**** MATERIAL FOR THIS EXERCISE

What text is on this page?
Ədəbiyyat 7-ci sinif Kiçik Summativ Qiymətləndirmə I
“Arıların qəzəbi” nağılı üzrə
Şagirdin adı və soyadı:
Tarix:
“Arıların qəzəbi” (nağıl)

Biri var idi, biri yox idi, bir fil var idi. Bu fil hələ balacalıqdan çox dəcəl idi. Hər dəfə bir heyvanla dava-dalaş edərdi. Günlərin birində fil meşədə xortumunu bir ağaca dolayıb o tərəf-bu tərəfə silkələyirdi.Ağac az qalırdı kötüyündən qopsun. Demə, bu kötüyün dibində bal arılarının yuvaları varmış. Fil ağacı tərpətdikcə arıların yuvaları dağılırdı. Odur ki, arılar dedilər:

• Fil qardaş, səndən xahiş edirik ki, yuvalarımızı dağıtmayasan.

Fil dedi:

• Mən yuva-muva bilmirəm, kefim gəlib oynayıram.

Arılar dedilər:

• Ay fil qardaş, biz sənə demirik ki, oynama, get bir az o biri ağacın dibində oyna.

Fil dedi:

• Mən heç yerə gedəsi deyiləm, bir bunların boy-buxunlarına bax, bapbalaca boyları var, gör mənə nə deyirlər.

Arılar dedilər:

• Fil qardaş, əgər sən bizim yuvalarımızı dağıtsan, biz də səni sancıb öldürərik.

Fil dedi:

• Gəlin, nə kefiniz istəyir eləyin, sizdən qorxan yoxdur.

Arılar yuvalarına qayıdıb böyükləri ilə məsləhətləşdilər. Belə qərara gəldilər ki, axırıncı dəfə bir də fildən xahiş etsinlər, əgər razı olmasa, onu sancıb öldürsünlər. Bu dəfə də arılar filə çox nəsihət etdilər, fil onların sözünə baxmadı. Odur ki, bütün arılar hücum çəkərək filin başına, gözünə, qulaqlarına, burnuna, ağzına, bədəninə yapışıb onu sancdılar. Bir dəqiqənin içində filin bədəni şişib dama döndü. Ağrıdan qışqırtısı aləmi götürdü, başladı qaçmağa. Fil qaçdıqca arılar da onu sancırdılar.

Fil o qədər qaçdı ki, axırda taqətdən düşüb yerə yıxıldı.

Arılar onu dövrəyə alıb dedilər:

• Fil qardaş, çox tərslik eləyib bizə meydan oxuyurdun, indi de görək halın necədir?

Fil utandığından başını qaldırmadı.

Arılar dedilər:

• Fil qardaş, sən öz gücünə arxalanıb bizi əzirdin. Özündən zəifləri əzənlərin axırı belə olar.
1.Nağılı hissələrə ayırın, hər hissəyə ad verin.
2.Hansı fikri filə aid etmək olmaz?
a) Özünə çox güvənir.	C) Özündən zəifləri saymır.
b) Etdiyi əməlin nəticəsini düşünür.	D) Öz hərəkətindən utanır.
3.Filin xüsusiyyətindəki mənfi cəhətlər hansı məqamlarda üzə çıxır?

********

» GIVEN PROBLEM:
Show every line of the records above that contains the word "biri".

» THE OUTPUT:
Biri var idi, biri yox idi, bir fil var idi. Bu fil hələ balacalıqdan çox dəcəl idi. Hər dəfə bir heyvanla dava-dalaş edərdi. Günlərin birində fil meşədə xortumunu bir ağaca dolayıb o tərəf-bu tərəfə silkələyirdi.Ağac az qalırdı kötüyündən qopsun. Demə, bu kötüyün dibində bal arılarının yuvaları varmış. Fil ağacı tərpətdikcə arıların yuvaları dağılırdı. Odur ki, arılar dedilər:
• Ay fil qardaş, biz sənə demirik ki, oynama, get bir az o biri ağacın dibində oyna.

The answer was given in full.